# [Written task]
Sort through the entries below and pull out lines containing the word "Jewish".

# [Given data]
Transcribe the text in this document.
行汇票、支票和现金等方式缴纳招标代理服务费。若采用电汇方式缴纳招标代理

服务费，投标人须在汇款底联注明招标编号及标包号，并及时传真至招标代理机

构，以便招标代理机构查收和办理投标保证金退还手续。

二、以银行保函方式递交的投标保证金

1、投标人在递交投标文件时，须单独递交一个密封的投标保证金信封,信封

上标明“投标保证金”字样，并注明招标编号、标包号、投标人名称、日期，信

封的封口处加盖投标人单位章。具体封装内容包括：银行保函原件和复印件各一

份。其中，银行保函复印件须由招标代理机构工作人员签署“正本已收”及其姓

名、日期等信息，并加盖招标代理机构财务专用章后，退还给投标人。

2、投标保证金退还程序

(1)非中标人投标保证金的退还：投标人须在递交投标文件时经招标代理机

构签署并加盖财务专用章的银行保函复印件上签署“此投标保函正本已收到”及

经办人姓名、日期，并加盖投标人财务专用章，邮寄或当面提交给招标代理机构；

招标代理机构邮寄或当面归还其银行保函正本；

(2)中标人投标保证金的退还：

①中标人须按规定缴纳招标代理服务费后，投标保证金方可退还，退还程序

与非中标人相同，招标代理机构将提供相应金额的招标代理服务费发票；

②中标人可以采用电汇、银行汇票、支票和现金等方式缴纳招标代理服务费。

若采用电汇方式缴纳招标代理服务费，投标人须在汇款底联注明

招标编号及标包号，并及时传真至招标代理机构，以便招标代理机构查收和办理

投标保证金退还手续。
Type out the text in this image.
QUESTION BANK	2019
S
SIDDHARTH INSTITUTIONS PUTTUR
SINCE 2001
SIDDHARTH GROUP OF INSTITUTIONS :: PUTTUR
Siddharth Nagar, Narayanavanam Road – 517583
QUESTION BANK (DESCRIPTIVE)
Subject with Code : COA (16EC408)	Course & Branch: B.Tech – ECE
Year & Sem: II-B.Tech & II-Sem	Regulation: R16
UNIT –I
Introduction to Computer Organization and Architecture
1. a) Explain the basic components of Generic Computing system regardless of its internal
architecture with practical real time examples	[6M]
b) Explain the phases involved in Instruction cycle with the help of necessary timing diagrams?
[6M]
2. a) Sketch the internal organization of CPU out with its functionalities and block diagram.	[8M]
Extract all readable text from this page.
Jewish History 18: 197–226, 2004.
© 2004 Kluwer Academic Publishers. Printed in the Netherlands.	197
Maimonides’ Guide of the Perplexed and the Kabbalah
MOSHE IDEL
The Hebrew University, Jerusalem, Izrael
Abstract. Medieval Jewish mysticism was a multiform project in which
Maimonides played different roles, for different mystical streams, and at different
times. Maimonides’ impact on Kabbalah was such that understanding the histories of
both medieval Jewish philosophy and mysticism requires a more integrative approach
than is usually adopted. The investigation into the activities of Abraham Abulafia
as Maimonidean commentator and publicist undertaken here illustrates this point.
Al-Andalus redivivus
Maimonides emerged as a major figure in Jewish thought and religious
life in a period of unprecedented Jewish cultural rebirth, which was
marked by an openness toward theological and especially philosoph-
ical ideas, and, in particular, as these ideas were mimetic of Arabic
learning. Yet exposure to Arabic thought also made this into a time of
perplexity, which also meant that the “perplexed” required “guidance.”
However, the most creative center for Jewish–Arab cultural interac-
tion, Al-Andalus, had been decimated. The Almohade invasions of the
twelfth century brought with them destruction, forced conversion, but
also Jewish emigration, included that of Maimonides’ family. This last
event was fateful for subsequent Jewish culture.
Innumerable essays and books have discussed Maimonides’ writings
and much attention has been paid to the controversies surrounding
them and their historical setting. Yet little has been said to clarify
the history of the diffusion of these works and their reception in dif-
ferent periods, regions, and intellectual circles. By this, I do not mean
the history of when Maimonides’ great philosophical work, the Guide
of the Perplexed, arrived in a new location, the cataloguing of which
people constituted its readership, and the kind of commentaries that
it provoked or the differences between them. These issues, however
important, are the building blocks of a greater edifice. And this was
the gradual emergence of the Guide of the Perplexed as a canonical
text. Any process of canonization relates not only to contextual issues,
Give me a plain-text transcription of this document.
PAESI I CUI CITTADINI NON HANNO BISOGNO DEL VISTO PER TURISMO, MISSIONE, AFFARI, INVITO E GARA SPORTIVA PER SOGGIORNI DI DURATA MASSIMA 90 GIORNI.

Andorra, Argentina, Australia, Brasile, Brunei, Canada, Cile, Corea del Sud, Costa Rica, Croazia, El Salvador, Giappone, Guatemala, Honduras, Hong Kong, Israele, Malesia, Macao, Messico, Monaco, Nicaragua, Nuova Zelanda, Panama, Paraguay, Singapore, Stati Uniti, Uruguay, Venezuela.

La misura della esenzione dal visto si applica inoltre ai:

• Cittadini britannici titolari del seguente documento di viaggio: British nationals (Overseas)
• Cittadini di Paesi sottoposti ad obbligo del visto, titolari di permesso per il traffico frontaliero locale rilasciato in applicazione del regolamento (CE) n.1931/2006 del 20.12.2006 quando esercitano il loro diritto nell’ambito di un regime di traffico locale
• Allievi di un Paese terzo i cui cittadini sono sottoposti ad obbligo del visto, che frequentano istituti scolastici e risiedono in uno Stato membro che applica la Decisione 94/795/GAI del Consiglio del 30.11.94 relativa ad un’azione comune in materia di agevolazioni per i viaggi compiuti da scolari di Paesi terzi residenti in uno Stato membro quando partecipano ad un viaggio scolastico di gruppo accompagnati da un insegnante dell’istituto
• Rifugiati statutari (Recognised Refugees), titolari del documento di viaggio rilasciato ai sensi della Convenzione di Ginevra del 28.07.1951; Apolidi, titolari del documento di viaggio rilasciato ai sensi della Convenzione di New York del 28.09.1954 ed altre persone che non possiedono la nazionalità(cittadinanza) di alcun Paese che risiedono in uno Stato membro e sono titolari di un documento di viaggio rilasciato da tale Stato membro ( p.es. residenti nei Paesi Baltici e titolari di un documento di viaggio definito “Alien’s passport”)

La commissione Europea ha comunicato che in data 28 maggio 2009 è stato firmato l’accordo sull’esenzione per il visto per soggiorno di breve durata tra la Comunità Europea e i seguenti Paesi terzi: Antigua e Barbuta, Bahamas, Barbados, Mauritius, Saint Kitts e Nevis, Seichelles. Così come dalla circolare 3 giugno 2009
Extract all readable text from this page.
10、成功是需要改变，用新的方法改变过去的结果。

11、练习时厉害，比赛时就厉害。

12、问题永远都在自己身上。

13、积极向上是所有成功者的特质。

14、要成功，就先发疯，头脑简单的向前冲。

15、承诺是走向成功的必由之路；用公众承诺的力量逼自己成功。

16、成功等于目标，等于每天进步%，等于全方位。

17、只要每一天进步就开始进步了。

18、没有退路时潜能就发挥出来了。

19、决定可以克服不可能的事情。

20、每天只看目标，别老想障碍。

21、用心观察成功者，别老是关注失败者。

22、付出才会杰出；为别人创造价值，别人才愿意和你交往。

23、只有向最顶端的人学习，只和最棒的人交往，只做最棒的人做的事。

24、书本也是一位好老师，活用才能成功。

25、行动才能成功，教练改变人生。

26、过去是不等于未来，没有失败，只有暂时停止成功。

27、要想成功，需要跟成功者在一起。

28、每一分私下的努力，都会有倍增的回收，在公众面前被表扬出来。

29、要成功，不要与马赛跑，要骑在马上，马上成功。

# [Written solution]
Jewish History 18: 197–226, 2004.
Abstract. Medieval Jewish mysticism was a multiform project in which
both medieval Jewish philosophy and mysticism requires a more integrative approach
Maimonides emerged as a major figure in Jewish thought and religious
life in a period of unprecedented Jewish cultural rebirth, which was
However, the most creative center for Jewish–Arab cultural interac-
also Jewish emigration, included that of Maimonides’ family. This last
event was fateful for subsequent Jewish culture.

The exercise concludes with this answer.